---- Sayfa Metni

Dışarıdaki sıcak havaya rağmen serin ve mistik havasıyla Rotunda yıllar içerisinde yaşadığı tüm değişimlere rağmen birleştirici halinden taviz vermemiş.

Rotunda’nın yanında yer alan sokaktan yukarıya kıvrılarak Selanik Başkonsolosluğumuzla karşı karşıya geliyoruz. Önünde nöbet tutan polislere gülümseyerek binanın müze girişi olan arka bölümüne doğru ilerliyoruz.

ata evi (13)

Atatürk Evi ve Müzesi

Okul kitaplarından görmeye alıştığımız o meşhur pembe cumbalı evi yan sokağa girdiğimizde farkedince geçmişe dönüyoruz bir anda…

Sokak içindeki kahvelerde dinlenenler ve sokağın dört bir yanından evi görüntülemeye çalışan Türklere bakınca değişik duygulara bürünüyor insan. Birkaç fotoğrafın ardından Türkiye Cumhuriyeti’nin kurucusu Mustafa Kemal Atatürk’ün doğduğu eve girmek üzere giriş kapısına yöneliyoruz.

--------
---- Veri Alıntısı

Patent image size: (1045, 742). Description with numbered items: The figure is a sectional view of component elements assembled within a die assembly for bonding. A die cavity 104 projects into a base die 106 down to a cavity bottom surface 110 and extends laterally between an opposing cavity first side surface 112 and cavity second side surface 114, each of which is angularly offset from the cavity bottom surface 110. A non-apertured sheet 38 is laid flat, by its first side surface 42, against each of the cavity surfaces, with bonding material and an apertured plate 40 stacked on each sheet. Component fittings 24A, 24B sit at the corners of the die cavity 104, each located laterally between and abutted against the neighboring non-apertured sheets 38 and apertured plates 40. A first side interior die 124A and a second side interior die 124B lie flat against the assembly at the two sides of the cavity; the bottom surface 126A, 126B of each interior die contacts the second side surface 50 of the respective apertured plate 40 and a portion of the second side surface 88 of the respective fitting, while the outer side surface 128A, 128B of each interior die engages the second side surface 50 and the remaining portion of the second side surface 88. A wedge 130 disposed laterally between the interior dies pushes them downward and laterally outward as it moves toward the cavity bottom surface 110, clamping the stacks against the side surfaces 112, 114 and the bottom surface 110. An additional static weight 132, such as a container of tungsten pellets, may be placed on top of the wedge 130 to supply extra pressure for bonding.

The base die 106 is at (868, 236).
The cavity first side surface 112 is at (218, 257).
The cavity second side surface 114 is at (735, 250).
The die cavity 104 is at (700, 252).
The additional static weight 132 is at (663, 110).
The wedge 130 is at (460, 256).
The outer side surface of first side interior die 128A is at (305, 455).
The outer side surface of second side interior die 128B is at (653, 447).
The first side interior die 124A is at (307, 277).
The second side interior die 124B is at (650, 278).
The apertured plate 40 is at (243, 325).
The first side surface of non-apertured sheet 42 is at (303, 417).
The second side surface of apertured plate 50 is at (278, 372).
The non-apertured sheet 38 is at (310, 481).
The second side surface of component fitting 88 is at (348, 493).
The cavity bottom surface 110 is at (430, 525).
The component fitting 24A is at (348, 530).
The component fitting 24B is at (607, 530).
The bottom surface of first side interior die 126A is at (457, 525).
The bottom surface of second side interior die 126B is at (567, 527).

--------

§ **Görev Koşulları**:
(1) Sayfa metninde "Rotunda’nın yanında yer" ifadesinden "bölümüne doğru ilerliyoruz." ifadesine kadar uzanan her şeyi hiçbir değişiklik yapmadan geri verin.
(2) Sayfa metnine göre Selanik Başkonsolosluğunun önünde kimler nöbet tutuyor?
Öğeler, sayfa metninden bağımsız ayrı bir malzemedir.

§ **Sıralı Yanıtlar**:
(1)
Rotunda’nın yanında yer alan sokaktan yukarıya kıvrılarak Selanik Başkonsolosluğumuzla karşı karşıya geliyoruz. Önünde nöbet tutan polislere gülümseyerek binanın müze girişi olan arka bölümüne doğru ilerliyoruz.

(2) Başkonsolosluğun önünde polisler nöbet tutuyor.